### To be done
[1] Reproduce the stretch of the lunar robotics text from "Carnegie Mellon tests" through "(June 13, 2012)", switching "Scarab" to "Lunar Rover" wherever it occurs.
[2] Extend the text on NASA's lunar prospecting rover, picking up after its final sentence.

## BEGIN Extracted text

NASA conducts mission simulations in Hawai'i AmericaSpace (July 30, 2012)

Related Posts:
Lunar robotic tests on the 'Big Island' (September 2, 2008)
Carnegie Mellon tests Scarab on Mauna Kea (October 15, 2008)
Turning Lunar Dust into Gold (January 8, 2009)
Spotlight on Carnegie-Mellon's Scarab (April 10, 2009)
Mauna Kea hosts space tests (February 7, 2010)
Field testing of In-Situ Resource Utilization (July 1, 2010)
ISRU: NASA KSC prototype rover photo op (June 11, 2012)
KSC shows off Resolve, ISRU and lunar analog study platform (June 13, 2012)
A Resolve to mine the Moon (July 15, 2012)

Thursday, February 28, 2008

NASA Team Demonstrates Robot Technology for Moon Exploration

CLEVELAND, Feb 27, 2008 /PRNewswire-USNewswire via COMTEX/ -- During the 3rd Space Exploration Conference Feb. 26-28 in Denver, NASA will exhibit a robot rover equipped with a drill designed to find water and oxygen-rich soil on the moon.

"Resources are the key to sustainable outposts on the moon and Mars," said Bill Larson, deputy manager of the In-Situ Resource Utilization (ISRU) project. "It's too expensive to bring everything from Earth. This is the first step toward understanding the potential for lunar resources and developing the knowledge needed to extract them economically."

The engineering challenge was daunting. A robot rover designed for prospecting within lunar craters has to operate in continual darkness at extremely cold temperatures with little power. The moon has one-sixth the gravity of Earth, so a lightweight rover will have a difficult job resisting drilling forces and remaining stable. Lunar soil, known as regolith, is abrasive and compact, so if a drill strikes ice, it likely will have the consistency of concrete.

Meeting these challenges in one system took ingenuity and teamwork. Engineers demonstrated a drill capable of digging samples of regolith in Pittsburgh last December. The demonstration used a laser light camera to select a site for drilling then commanded the four-wheeled rover to lower the drill and collect three-foot samples of soil and rock.

"These are tasks that have never been done and are really difficult to do on the moon," said John Caruso, demonstration integration lead for ISRU and Human Robotics Systems at NASA's Glenn Research Center in Cleveland.

In 2008, the team plans to equip the rover with ISRU's Regolith and Environment Science and Oxygen and Lunar Volatile Extraction experiment, known as RESOLVE. Led by engineers at NASA's Kennedy Space Center, Fla., the RESOLVE experiment package will add the ability to crush a regolith sample into small, uniform pieces and heat them.

## END Extracted text
## BEGIN Provided material

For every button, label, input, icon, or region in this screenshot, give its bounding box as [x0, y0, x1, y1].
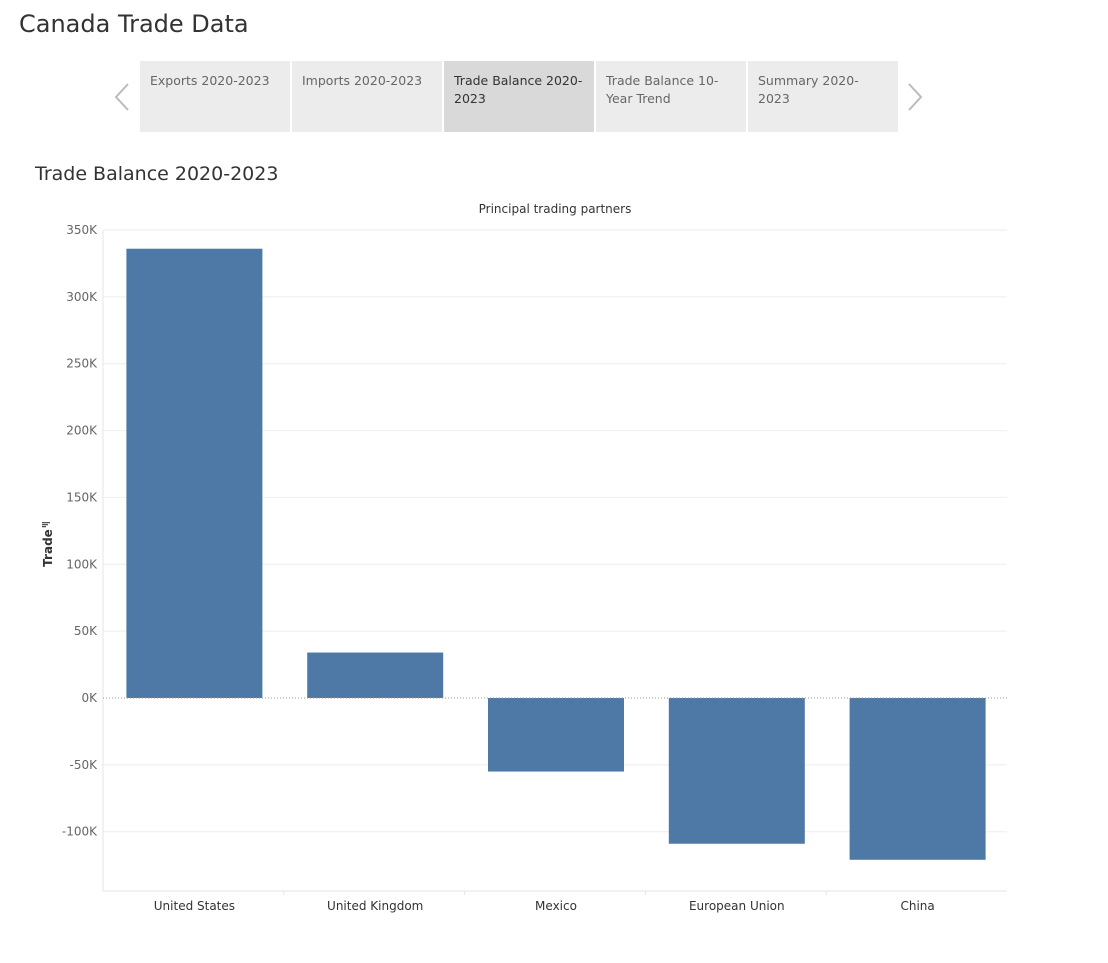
story-tab-summary[interactable]: Summary 2020-2023 [748, 61, 898, 132]
y-tick-label: -100K [62, 825, 98, 839]
x-tick-label: China [900, 899, 934, 913]
x-tick-label: United Kingdom [327, 899, 423, 913]
x-tick-label: Mexico [535, 899, 577, 913]
y-axis-label: Trade [41, 529, 55, 567]
y-tick-label: 100K [66, 557, 98, 571]
sort-icon[interactable] [42, 522, 50, 528]
story-tabs: Exports 2020-2023 Imports 2020-2023 Trad… [140, 61, 898, 132]
y-tick-label: 50K [74, 624, 98, 638]
y-tick-label: 0K [81, 691, 98, 705]
app-title: Canada Trade Data [19, 10, 249, 38]
bar-mexico[interactable] [488, 698, 624, 772]
story-tab-label: Imports 2020-2023 [302, 73, 423, 88]
story-tab-exports[interactable]: Exports 2020-2023 [140, 61, 290, 132]
story-tab-trade-balance[interactable]: Trade Balance 2020-2023 [444, 61, 594, 132]
story-tab-trade-balance-trend[interactable]: Trade Balance 10-Year Trend [596, 61, 746, 132]
bar-united-states[interactable] [126, 248, 263, 698]
bar-united-kingdom[interactable] [307, 652, 444, 698]
y-tick-label: 300K [66, 290, 98, 304]
y-tick-label: 250K [66, 357, 98, 371]
previous-story-point-button[interactable] [108, 61, 136, 133]
chevron-right-icon [908, 83, 923, 111]
story-navigator: Exports 2020-2023 Imports 2020-2023 Trad… [108, 61, 928, 133]
story-tab-label: Summary 2020-2023 [758, 73, 859, 106]
y-tick-label: 350K [66, 223, 98, 237]
y-tick-label: 150K [66, 490, 98, 504]
chevron-left-icon [114, 83, 129, 111]
bar-china[interactable] [849, 698, 986, 860]
y-tick-label: -50K [70, 758, 99, 772]
x-tick-label: European Union [689, 899, 785, 913]
y-tick-label: 200K [66, 424, 98, 438]
story-tab-label: Trade Balance 10-Year Trend [606, 73, 719, 106]
chart-title: Principal trading partners [479, 202, 632, 216]
bar-chart: Principal trading partners 350K 300K 250K 20… [41, 202, 1007, 913]
story-tab-label: Trade Balance 2020-2023 [454, 73, 583, 106]
x-tick-label: United States [154, 899, 235, 913]
next-story-point-button[interactable] [901, 61, 929, 133]
bar-european-union[interactable] [668, 698, 805, 844]
story-tab-imports[interactable]: Imports 2020-2023 [292, 61, 442, 132]
sheet-title: Trade Balance 2020-2023 [35, 163, 279, 185]
story-tab-label: Exports 2020-2023 [150, 73, 270, 88]
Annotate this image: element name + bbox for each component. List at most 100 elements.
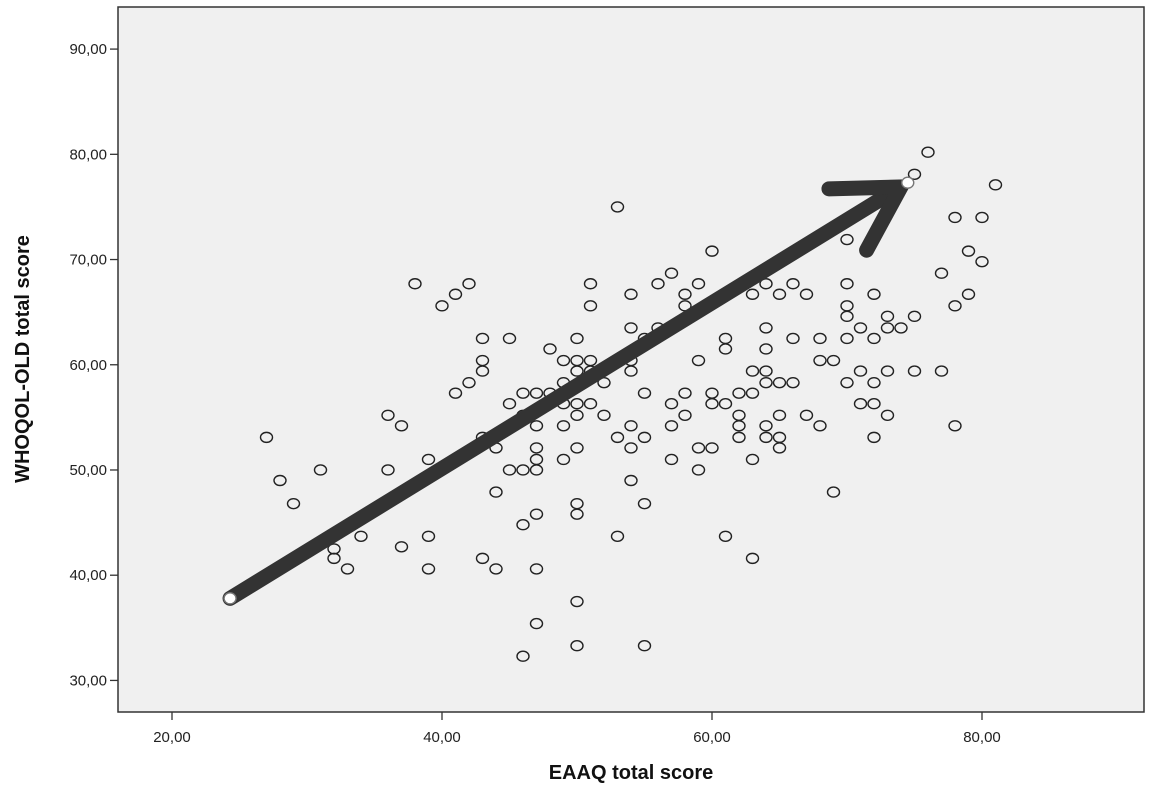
data-point	[880, 310, 895, 323]
data-point	[867, 288, 881, 300]
data-point	[664, 267, 679, 279]
data-point	[624, 442, 638, 454]
data-point	[516, 387, 530, 399]
data-point	[408, 278, 422, 290]
data-point	[556, 453, 571, 466]
data-point	[691, 354, 706, 367]
data-point	[435, 300, 449, 312]
data-point	[705, 442, 719, 454]
y-tick-label: 50,00	[69, 462, 107, 479]
data-point	[772, 442, 787, 454]
data-point	[921, 146, 935, 158]
data-point	[718, 343, 733, 355]
data-point	[529, 420, 544, 432]
y-axis-title: WHOQOL-OLD total score	[12, 235, 34, 483]
data-point	[880, 409, 895, 421]
data-point	[840, 310, 854, 323]
data-point	[732, 431, 746, 444]
data-point	[948, 211, 962, 224]
data-point	[570, 595, 584, 608]
data-point	[948, 420, 962, 432]
data-point	[381, 409, 395, 421]
data-point	[475, 552, 490, 565]
data-point	[394, 541, 409, 553]
data-point	[988, 179, 1003, 191]
data-point	[691, 278, 706, 290]
data-point	[475, 365, 490, 377]
data-point	[840, 376, 854, 389]
data-point	[732, 420, 746, 432]
data-point	[529, 442, 544, 454]
data-point	[786, 332, 800, 345]
data-point	[502, 397, 517, 410]
x-axis: 20,00 40,00 60,00 80,00	[153, 712, 1001, 746]
data-point	[867, 332, 881, 345]
data-point	[718, 397, 733, 410]
data-point	[934, 267, 949, 279]
y-axis: 30,00 40,00 50,00 60,00 70,00 80,00 90,00	[69, 41, 118, 689]
data-point	[799, 409, 814, 421]
data-point	[637, 640, 652, 652]
data-point	[516, 519, 530, 531]
data-point	[529, 464, 544, 476]
data-point	[462, 376, 476, 389]
data-point	[759, 376, 773, 389]
data-point	[475, 332, 490, 345]
data-point	[610, 431, 625, 444]
x-axis-title: EAAQ total score	[549, 762, 713, 784]
data-point	[786, 376, 800, 389]
data-point	[948, 300, 962, 312]
data-point	[867, 431, 881, 444]
data-point	[813, 332, 827, 345]
data-point	[745, 387, 760, 399]
data-point	[637, 387, 652, 399]
data-point	[651, 278, 665, 290]
data-point	[570, 508, 584, 520]
data-point	[961, 288, 976, 300]
data-point	[907, 310, 922, 323]
data-point	[961, 245, 976, 257]
data-point	[529, 563, 544, 575]
trend-arrow	[222, 179, 914, 606]
arrow-head	[821, 179, 914, 258]
y-tick-label: 70,00	[69, 252, 107, 269]
data-point	[583, 397, 598, 410]
data-point	[772, 409, 787, 421]
highlighted-points	[223, 176, 915, 605]
x-tick-label: 80,00	[963, 729, 1001, 746]
data-point	[705, 397, 719, 410]
data-point	[516, 464, 530, 476]
data-point	[570, 640, 584, 652]
data-point	[759, 365, 773, 377]
data-point	[624, 322, 638, 334]
data-point	[556, 354, 571, 367]
data-point	[759, 322, 773, 334]
highlighted-point	[223, 592, 237, 605]
data-point	[772, 376, 787, 389]
data-point	[286, 497, 301, 510]
data-point	[907, 365, 922, 377]
data-point	[529, 508, 544, 520]
data-point	[745, 453, 760, 466]
data-point	[759, 278, 773, 290]
data-point	[745, 552, 760, 565]
data-point	[529, 387, 544, 399]
data-point	[732, 387, 746, 399]
data-point	[853, 397, 868, 410]
y-tick-label: 80,00	[69, 146, 107, 163]
data-point	[813, 420, 827, 432]
data-point	[448, 288, 463, 300]
data-point	[786, 278, 800, 290]
data-point	[570, 397, 584, 410]
data-point	[570, 332, 584, 345]
highlighted-point	[901, 176, 915, 189]
data-point	[867, 397, 881, 410]
data-point	[678, 409, 692, 421]
data-point	[894, 322, 908, 334]
data-point	[273, 474, 287, 487]
data-point	[489, 563, 503, 575]
data-point	[313, 464, 328, 476]
data-point	[610, 530, 625, 542]
data-point	[394, 420, 409, 432]
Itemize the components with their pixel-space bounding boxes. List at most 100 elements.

## END Provided material

### Exercise answers
[1]
Carnegie Mellon tests Lunar Rover on Mauna Kea (October 15, 2008)
Turning Lunar Dust into Gold (January 8, 2009)
Spotlight on Carnegie-Mellon's Lunar Rover (April 10, 2009)
Mauna Kea hosts space tests (February 7, 2010)
Field testing of In-Situ Resource Utilization (July 1, 2010)
ISRU: NASA KSC prototype rover photo op (June 11, 2012)
KSC shows off Resolve, ISRU and lunar analog study platform (June 13, 2012)

[2]
The process will release gases deposited on the moon's surface during billions of years of exposure to the solar wind and bombardment by asteroids and comets. Hydrogen is used to draw oxygen out of iron oxides in the regolith to form water. The water then can be electrolyzed to split it back into pure hydrogen and oxygen, a process tested earlier this year by engineers at NASA's Johnson Space Center in Houston.

"We're taking hardware from two different technology programs within NASA and combining them to demonstrate a capability that might be used on the moon," said Gerald Sanders, manager of the ISRU project. "And even if the exact technologies are not used on the moon, the lessons learned and the relationships formed will influence the next generation of hardware."

Engineers participated in the ground-based rover concept demonstration from four NASA centers, the Canadian Space Agency, the Northern Centre for Advanced Technology in Sudbury, Ontario, and Carnegie Mellon University's Robotics Institute in Pittsburgh.

Carnegie Mellon was responsible for the robot's design and testing, and the Northern Centre for Advanced Technology built the drilling system. Glenn contributed the rover's power management system. NASA's Ames Research Center in Moffett Field, Calif., built a system that navigates the rover in the dark. The Canadian Space Agency funded a Neptec camera that builds three-dimensional images of terrain using laser light.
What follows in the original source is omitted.